>> BEGIN DATA RECORDS

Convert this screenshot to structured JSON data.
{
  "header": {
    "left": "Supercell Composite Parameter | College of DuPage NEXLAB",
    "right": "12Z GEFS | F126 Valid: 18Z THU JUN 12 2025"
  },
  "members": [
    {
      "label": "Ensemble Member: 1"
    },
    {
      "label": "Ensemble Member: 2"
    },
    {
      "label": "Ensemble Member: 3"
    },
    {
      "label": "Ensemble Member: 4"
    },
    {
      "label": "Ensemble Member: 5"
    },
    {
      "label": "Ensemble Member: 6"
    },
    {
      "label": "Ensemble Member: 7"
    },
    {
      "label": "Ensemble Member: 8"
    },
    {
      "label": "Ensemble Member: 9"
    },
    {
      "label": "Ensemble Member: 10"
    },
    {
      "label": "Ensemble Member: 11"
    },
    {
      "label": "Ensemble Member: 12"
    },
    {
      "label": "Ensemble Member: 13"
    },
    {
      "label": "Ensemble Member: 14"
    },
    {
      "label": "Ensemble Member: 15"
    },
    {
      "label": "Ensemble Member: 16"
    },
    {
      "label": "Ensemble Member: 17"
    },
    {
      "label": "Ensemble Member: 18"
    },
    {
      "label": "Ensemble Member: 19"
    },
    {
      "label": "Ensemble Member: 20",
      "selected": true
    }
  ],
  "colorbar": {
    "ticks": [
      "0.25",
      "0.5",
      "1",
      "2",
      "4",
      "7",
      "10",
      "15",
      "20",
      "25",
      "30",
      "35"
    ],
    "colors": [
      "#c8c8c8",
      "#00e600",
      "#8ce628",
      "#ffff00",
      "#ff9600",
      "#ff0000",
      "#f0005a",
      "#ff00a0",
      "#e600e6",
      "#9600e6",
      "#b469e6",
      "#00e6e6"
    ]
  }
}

>> END DATA RECORDS

• REQUIREMENTS
Retype all the records, matching them exactly.

• RESULT FOR THIS EXERCISE
Convert this screenshot to structured JSON data.
{
  "header": {
    "left": "Supercell Composite Parameter | College of DuPage NEXLAB",
    "right": "12Z GEFS | F126 Valid: 18Z THU JUN 12 2025"
  },
  "members": [
    {
      "label": "Ensemble Member: 1"
    },
    {
      "label": "Ensemble Member: 2"
    },
    {
      "label": "Ensemble Member: 3"
    },
    {
      "label": "Ensemble Member: 4"
    },
    {
      "label": "Ensemble Member: 5"
    },
    {
      "label": "Ensemble Member: 6"
    },
    {
      "label": "Ensemble Member: 7"
    },
    {
      "label": "Ensemble Member: 8"
    },
    {
      "label": "Ensemble Member: 9"
    },
    {
      "label": "Ensemble Member: 10"
    },
    {
      "label": "Ensemble Member: 11"
    },
    {
      "label": "Ensemble Member: 12"
    },
    {
      "label": "Ensemble Member: 13"
    },
    {
      "label": "Ensemble Member: 14"
    },
    {
      "label": "Ensemble Member: 15"
    },
    {
      "label": "Ensemble Member: 16"
    },
    {
      "label": "Ensemble Member: 17"
    },
    {
      "label": "Ensemble Member: 18"
    },
    {
      "label": "Ensemble Member: 19"
    },
    {
      "label": "Ensemble Member: 20",
      "selected": true
    }
  ],
  "colorbar": {
    "ticks": [
      "0.25",
      "0.5",
      "1",
      "2",
      "4",
      "7",
      "10",
      "15",
      "20",
      "25",
      "30",
      "35"
    ],
    "colors": [
      "#c8c8c8",
      "#00e600",
      "#8ce628",
      "#ffff00",
      "#ff9600",
      "#ff0000",
      "#f0005a",
      "#ff00a0",
      "#e600e6",
      "#9600e6",
      "#b469e6",
      "#00e6e6"
    ]
  }
}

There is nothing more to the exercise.